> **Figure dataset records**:
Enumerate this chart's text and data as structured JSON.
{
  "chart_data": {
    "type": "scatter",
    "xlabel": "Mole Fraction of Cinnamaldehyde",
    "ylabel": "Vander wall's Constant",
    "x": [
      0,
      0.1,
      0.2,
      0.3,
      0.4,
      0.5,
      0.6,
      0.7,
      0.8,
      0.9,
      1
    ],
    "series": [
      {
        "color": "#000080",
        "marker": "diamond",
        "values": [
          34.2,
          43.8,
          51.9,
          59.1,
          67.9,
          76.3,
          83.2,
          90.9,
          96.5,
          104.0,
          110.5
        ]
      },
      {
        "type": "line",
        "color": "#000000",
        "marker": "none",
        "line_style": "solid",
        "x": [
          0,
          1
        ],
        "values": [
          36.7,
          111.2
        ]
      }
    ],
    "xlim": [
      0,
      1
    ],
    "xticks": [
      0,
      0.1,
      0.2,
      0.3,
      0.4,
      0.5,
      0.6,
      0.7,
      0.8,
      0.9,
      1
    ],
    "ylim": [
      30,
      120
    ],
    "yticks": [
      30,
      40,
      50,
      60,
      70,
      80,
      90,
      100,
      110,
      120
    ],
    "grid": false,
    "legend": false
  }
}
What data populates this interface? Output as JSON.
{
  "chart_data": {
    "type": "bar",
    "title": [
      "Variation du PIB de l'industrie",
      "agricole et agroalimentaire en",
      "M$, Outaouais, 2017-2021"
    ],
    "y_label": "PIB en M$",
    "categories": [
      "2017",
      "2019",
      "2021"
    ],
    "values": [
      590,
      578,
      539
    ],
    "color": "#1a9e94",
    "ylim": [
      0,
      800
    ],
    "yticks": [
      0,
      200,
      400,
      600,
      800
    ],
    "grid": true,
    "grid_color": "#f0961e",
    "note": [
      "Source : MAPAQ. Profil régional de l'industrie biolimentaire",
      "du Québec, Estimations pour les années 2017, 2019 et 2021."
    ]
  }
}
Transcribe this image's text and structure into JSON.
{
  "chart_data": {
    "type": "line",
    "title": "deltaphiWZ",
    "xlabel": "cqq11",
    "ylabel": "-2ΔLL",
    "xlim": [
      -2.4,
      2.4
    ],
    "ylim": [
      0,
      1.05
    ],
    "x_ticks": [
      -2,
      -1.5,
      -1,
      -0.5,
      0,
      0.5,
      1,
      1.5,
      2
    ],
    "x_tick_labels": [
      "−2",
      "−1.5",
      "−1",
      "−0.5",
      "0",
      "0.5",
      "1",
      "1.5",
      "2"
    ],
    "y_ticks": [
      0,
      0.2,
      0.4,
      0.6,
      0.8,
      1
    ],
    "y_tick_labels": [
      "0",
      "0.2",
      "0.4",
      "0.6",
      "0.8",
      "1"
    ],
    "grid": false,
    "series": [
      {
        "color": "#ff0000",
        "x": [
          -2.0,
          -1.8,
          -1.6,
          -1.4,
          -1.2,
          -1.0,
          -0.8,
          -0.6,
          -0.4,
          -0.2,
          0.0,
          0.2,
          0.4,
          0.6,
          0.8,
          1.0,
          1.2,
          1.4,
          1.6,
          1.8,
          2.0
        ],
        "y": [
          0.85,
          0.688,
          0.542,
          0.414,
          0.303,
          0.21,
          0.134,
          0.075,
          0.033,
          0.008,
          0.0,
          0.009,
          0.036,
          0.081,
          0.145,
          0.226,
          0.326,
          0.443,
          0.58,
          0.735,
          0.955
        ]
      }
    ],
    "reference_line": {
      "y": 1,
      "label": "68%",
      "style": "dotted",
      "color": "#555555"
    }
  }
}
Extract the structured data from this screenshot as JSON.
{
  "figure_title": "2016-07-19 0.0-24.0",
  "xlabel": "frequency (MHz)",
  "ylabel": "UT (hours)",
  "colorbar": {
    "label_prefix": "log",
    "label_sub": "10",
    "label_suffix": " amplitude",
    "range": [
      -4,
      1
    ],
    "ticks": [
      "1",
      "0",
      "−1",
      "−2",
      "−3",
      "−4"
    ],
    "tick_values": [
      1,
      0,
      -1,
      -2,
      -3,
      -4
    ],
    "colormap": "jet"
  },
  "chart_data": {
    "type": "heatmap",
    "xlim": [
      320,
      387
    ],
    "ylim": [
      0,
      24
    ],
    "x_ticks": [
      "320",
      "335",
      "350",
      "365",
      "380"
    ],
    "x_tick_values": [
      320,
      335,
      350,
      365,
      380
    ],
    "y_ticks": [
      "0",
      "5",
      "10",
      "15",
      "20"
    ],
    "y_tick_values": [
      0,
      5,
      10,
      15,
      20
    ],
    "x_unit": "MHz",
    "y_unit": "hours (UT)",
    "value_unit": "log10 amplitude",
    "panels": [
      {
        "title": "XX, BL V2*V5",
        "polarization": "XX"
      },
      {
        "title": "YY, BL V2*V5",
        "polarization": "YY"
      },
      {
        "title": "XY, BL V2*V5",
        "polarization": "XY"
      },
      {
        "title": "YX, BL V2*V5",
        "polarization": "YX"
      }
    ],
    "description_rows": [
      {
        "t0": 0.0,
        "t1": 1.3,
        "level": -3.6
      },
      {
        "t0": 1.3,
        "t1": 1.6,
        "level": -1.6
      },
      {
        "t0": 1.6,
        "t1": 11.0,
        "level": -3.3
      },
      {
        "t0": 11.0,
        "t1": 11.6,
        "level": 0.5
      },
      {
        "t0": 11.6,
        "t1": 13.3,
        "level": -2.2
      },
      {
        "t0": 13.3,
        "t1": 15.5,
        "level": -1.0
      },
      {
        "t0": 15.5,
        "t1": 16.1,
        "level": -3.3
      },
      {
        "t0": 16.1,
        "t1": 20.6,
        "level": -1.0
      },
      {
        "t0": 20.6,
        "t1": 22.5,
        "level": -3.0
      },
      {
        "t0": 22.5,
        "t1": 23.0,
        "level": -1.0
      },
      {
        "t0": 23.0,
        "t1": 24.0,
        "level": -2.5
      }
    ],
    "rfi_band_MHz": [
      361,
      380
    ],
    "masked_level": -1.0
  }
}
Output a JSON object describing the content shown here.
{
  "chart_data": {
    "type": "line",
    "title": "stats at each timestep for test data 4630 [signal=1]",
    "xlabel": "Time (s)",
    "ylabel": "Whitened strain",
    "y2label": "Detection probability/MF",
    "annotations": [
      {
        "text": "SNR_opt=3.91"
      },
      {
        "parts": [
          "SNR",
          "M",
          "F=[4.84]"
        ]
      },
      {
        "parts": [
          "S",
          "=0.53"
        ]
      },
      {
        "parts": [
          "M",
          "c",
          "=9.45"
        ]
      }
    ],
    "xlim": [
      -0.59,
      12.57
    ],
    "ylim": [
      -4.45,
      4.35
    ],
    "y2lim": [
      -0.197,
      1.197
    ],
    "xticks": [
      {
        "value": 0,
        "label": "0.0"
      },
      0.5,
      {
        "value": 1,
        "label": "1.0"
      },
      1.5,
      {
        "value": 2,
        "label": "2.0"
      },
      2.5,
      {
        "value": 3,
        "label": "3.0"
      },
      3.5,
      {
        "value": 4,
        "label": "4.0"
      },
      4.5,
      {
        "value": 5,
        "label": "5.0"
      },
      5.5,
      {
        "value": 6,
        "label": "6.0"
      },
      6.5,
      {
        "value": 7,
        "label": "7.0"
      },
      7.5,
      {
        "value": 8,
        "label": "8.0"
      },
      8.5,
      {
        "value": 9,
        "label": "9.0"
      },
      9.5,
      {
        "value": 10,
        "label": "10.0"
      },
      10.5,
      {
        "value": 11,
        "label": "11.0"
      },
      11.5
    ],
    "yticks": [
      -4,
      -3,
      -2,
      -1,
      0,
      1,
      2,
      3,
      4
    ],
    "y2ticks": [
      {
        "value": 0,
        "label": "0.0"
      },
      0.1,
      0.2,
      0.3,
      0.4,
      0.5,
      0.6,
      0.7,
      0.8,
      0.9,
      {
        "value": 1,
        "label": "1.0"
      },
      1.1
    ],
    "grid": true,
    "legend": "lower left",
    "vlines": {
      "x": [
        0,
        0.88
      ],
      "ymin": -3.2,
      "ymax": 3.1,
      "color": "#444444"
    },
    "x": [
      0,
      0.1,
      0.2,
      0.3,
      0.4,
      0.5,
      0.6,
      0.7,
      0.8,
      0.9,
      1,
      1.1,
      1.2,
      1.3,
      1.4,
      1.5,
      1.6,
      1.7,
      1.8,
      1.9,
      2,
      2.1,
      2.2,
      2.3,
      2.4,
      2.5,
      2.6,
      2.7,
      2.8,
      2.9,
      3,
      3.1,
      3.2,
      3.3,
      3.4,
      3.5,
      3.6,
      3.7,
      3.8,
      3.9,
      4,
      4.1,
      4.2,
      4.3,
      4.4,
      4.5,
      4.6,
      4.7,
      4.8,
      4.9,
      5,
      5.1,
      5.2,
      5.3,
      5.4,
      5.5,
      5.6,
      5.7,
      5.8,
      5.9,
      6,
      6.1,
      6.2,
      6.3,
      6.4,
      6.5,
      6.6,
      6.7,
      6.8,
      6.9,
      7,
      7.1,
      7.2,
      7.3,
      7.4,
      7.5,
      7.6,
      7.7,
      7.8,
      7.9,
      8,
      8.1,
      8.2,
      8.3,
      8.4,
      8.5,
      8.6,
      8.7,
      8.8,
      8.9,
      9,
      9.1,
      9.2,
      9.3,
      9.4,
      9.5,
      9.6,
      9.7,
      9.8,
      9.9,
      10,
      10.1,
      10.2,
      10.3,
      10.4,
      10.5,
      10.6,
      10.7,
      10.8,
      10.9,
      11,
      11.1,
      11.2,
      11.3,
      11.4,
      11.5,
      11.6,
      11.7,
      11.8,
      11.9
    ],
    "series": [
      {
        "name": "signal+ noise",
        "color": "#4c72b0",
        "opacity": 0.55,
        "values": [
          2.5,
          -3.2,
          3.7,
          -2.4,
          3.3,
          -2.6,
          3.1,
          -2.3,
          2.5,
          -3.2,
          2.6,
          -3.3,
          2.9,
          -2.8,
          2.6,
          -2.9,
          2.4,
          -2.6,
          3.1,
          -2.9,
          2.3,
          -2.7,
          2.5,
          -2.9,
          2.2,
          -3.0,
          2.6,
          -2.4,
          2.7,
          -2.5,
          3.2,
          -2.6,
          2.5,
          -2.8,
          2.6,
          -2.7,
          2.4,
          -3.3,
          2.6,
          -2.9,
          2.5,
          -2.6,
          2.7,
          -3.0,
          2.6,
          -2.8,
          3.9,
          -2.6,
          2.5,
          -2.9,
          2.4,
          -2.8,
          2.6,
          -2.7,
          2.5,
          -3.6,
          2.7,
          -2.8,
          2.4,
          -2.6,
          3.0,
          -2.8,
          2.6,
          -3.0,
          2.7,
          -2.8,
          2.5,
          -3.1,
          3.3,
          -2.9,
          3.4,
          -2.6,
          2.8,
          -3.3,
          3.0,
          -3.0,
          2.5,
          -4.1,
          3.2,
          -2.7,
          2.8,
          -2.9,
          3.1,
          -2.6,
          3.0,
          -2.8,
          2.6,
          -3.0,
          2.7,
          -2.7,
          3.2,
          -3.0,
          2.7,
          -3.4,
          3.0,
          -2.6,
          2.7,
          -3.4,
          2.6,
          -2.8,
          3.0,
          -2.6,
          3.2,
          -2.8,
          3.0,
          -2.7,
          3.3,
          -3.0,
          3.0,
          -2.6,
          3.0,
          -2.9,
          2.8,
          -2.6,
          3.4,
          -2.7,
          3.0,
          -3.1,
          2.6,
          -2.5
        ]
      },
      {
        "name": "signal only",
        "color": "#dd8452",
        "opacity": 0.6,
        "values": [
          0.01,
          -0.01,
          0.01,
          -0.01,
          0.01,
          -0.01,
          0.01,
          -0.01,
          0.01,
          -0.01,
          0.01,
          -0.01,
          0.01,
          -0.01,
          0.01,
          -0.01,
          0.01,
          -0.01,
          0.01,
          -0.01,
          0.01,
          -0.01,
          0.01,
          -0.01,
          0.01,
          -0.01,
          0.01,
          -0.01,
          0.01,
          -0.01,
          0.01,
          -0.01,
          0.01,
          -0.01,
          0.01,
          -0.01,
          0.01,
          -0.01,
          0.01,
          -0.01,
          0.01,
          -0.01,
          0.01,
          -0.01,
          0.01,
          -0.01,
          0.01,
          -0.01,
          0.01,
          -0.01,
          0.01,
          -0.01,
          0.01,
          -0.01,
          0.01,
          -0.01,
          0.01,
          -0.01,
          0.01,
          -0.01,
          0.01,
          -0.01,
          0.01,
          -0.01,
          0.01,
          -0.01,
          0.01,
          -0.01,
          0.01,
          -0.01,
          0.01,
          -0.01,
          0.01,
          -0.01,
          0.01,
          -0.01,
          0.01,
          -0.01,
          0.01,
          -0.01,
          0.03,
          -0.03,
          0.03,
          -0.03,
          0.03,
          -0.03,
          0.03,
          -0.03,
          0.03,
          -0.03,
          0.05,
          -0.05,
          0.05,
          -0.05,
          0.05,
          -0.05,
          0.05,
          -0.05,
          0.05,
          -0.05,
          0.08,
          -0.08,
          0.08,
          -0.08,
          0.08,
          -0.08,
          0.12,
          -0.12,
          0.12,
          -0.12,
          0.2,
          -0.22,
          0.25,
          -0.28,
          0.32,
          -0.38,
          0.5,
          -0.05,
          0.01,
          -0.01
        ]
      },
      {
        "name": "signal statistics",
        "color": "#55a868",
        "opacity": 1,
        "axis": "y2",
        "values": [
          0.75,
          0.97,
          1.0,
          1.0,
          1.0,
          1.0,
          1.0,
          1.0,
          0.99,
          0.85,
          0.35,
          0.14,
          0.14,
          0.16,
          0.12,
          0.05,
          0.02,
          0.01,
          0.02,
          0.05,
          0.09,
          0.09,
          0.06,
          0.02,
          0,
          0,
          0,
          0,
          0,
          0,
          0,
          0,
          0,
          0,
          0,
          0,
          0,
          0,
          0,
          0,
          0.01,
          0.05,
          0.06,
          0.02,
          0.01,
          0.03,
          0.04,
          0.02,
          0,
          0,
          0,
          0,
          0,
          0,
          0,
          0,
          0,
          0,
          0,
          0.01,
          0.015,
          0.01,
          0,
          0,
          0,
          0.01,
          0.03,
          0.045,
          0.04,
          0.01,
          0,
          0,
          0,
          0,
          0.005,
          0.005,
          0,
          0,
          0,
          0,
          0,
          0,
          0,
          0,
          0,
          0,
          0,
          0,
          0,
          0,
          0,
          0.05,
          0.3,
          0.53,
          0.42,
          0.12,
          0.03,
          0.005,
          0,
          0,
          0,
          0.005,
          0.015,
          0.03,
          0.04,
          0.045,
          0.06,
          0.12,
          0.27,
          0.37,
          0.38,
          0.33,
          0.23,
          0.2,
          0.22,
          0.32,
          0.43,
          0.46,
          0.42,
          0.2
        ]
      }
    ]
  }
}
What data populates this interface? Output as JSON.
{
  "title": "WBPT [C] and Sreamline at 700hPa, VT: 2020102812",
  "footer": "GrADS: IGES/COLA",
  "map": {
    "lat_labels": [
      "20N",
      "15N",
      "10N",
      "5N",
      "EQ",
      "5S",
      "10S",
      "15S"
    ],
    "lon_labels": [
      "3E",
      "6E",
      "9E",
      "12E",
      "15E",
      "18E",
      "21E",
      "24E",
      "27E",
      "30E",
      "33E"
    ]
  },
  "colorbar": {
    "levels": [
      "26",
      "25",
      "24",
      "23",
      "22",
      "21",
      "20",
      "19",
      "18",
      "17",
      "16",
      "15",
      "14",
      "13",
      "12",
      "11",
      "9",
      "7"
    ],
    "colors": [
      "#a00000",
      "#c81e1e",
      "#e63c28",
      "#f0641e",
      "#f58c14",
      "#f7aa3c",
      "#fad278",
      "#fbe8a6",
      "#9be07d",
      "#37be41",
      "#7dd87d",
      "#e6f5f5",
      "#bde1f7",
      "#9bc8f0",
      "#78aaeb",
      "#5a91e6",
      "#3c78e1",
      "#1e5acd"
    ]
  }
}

> **Short task**: Tally the lines in these entries that have the string "ylabel" in them, then answer with the count and nothing else.

> **Full answer**: 4